* Begin DATASET *

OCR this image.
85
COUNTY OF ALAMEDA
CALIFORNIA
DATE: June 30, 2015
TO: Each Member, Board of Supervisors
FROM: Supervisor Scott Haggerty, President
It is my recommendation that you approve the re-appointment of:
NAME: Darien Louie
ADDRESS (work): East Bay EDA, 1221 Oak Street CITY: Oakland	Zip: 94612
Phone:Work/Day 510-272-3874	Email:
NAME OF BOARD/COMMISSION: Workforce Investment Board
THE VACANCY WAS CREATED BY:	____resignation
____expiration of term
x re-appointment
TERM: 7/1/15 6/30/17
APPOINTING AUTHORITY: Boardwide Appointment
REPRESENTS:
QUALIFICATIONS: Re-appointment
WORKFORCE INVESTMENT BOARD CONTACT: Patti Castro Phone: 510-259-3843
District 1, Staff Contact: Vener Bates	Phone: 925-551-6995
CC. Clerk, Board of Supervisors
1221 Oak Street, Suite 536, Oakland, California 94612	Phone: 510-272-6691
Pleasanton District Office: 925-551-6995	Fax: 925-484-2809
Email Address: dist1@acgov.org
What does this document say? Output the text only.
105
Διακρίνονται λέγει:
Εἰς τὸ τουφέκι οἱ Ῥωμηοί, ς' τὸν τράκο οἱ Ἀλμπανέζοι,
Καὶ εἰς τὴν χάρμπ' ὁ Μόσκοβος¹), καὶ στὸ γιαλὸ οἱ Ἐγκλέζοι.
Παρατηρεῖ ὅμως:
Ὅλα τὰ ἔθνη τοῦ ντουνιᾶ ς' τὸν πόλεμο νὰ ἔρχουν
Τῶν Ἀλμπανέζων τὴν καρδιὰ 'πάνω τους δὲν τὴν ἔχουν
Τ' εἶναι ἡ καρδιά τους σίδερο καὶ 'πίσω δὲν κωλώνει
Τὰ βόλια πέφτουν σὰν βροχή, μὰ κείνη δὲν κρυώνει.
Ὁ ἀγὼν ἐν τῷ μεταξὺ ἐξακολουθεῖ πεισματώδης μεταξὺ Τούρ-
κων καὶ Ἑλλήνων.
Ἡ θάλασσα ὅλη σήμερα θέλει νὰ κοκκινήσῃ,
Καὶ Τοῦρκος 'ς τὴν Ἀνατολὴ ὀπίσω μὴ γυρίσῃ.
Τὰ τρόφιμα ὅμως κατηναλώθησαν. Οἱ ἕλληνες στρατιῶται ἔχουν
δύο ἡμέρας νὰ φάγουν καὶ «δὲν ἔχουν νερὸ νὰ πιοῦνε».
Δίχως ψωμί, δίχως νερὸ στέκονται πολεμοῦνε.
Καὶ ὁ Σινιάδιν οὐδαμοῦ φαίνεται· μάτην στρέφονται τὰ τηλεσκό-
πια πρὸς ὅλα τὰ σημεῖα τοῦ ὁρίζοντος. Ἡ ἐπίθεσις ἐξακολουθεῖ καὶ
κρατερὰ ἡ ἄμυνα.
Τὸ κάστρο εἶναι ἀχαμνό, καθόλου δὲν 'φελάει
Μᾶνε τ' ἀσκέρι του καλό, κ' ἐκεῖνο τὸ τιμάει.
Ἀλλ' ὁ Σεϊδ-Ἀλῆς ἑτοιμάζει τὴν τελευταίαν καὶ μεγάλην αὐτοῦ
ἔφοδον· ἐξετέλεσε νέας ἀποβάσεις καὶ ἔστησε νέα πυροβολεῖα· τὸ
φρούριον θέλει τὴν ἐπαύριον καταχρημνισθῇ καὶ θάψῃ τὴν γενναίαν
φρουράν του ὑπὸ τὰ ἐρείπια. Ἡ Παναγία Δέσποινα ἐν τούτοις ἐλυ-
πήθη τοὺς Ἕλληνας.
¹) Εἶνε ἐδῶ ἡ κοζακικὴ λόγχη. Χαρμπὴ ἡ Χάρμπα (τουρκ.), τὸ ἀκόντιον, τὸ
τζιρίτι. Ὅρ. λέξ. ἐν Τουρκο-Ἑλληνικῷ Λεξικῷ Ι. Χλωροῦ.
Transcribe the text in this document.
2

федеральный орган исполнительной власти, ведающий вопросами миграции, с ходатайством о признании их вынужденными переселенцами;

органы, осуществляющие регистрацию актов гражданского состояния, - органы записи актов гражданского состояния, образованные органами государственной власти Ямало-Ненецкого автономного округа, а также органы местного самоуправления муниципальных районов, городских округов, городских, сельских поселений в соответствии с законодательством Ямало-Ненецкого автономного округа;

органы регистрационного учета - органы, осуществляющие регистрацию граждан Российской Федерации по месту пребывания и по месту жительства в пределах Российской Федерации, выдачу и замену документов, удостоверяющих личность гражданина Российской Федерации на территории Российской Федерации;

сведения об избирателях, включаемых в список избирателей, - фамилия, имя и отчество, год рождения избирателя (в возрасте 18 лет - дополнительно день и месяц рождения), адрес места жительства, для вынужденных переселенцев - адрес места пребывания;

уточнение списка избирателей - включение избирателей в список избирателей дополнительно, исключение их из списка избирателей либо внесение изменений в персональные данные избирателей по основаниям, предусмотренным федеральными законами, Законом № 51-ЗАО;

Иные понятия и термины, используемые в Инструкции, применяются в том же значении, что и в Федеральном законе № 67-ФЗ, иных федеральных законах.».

* End DATASET *

§ **AIM**
Write the material out again in its entirety, exactly as shown.

§ **RESULT**
OCR this image.
85
COUNTY OF ALAMEDA
CALIFORNIA
DATE: June 30, 2015
TO: Each Member, Board of Supervisors
FROM: Supervisor Scott Haggerty, President
It is my recommendation that you approve the re-appointment of:
NAME: Darien Louie
ADDRESS (work): East Bay EDA, 1221 Oak Street CITY: Oakland	Zip: 94612
Phone:Work/Day 510-272-3874	Email:
NAME OF BOARD/COMMISSION: Workforce Investment Board
THE VACANCY WAS CREATED BY:	____resignation
____expiration of term
x re-appointment
TERM: 7/1/15 6/30/17
APPOINTING AUTHORITY: Boardwide Appointment
REPRESENTS:
QUALIFICATIONS: Re-appointment
WORKFORCE INVESTMENT BOARD CONTACT: Patti Castro Phone: 510-259-3843
District 1, Staff Contact: Vener Bates	Phone: 925-551-6995
CC. Clerk, Board of Supervisors
1221 Oak Street, Suite 536, Oakland, California 94612	Phone: 510-272-6691
Pleasanton District Office: 925-551-6995	Fax: 925-484-2809
Email Address: dist1@acgov.org
What does this document say? Output the text only.
105
Διακρίνονται λέγει:
Εἰς τὸ τουφέκι οἱ Ῥωμηοί, ς' τὸν τράκο οἱ Ἀλμπανέζοι,
Καὶ εἰς τὴν χάρμπ' ὁ Μόσκοβος¹), καὶ στὸ γιαλὸ οἱ Ἐγκλέζοι.
Παρατηρεῖ ὅμως:
Ὅλα τὰ ἔθνη τοῦ ντουνιᾶ ς' τὸν πόλεμο νὰ ἔρχουν
Τῶν Ἀλμπανέζων τὴν καρδιὰ 'πάνω τους δὲν τὴν ἔχουν
Τ' εἶναι ἡ καρδιά τους σίδερο καὶ 'πίσω δὲν κωλώνει
Τὰ βόλια πέφτουν σὰν βροχή, μὰ κείνη δὲν κρυώνει.
Ὁ ἀγὼν ἐν τῷ μεταξὺ ἐξακολουθεῖ πεισματώδης μεταξὺ Τούρ-
κων καὶ Ἑλλήνων.
Ἡ θάλασσα ὅλη σήμερα θέλει νὰ κοκκινήσῃ,
Καὶ Τοῦρκος 'ς τὴν Ἀνατολὴ ὀπίσω μὴ γυρίσῃ.
Τὰ τρόφιμα ὅμως κατηναλώθησαν. Οἱ ἕλληνες στρατιῶται ἔχουν
δύο ἡμέρας νὰ φάγουν καὶ «δὲν ἔχουν νερὸ νὰ πιοῦνε».
Δίχως ψωμί, δίχως νερὸ στέκονται πολεμοῦνε.
Καὶ ὁ Σινιάδιν οὐδαμοῦ φαίνεται· μάτην στρέφονται τὰ τηλεσκό-
πια πρὸς ὅλα τὰ σημεῖα τοῦ ὁρίζοντος. Ἡ ἐπίθεσις ἐξακολουθεῖ καὶ
κρατερὰ ἡ ἄμυνα.
Τὸ κάστρο εἶναι ἀχαμνό, καθόλου δὲν 'φελάει
Μᾶνε τ' ἀσκέρι του καλό, κ' ἐκεῖνο τὸ τιμάει.
Ἀλλ' ὁ Σεϊδ-Ἀλῆς ἑτοιμάζει τὴν τελευταίαν καὶ μεγάλην αὐτοῦ
ἔφοδον· ἐξετέλεσε νέας ἀποβάσεις καὶ ἔστησε νέα πυροβολεῖα· τὸ
φρούριον θέλει τὴν ἐπαύριον καταχρημνισθῇ καὶ θάψῃ τὴν γενναίαν
φρουράν του ὑπὸ τὰ ἐρείπια. Ἡ Παναγία Δέσποινα ἐν τούτοις ἐλυ-
πήθη τοὺς Ἕλληνας.
¹) Εἶνε ἐδῶ ἡ κοζακικὴ λόγχη. Χαρμπὴ ἡ Χάρμπα (τουρκ.), τὸ ἀκόντιον, τὸ
τζιρίτι. Ὅρ. λέξ. ἐν Τουρκο-Ἑλληνικῷ Λεξικῷ Ι. Χλωροῦ.
Transcribe the text in this document.
2

федеральный орган исполнительной власти, ведающий вопросами миграции, с ходатайством о признании их вынужденными переселенцами;

органы, осуществляющие регистрацию актов гражданского состояния, - органы записи актов гражданского состояния, образованные органами государственной власти Ямало-Ненецкого автономного округа, а также органы местного самоуправления муниципальных районов, городских округов, городских, сельских поселений в соответствии с законодательством Ямало-Ненецкого автономного округа;

органы регистрационного учета - органы, осуществляющие регистрацию граждан Российской Федерации по месту пребывания и по месту жительства в пределах Российской Федерации, выдачу и замену документов, удостоверяющих личность гражданина Российской Федерации на территории Российской Федерации;

сведения об избирателях, включаемых в список избирателей, - фамилия, имя и отчество, год рождения избирателя (в возрасте 18 лет - дополнительно день и месяц рождения), адрес места жительства, для вынужденных переселенцев - адрес места пребывания;

уточнение списка избирателей - включение избирателей в список избирателей дополнительно, исключение их из списка избирателей либо внесение изменений в персональные данные избирателей по основаниям, предусмотренным федеральными законами, Законом № 51-ЗАО;

Иные понятия и термины, используемые в Инструкции, применяются в том же значении, что и в Федеральном законе № 67-ФЗ, иных федеральных законах.».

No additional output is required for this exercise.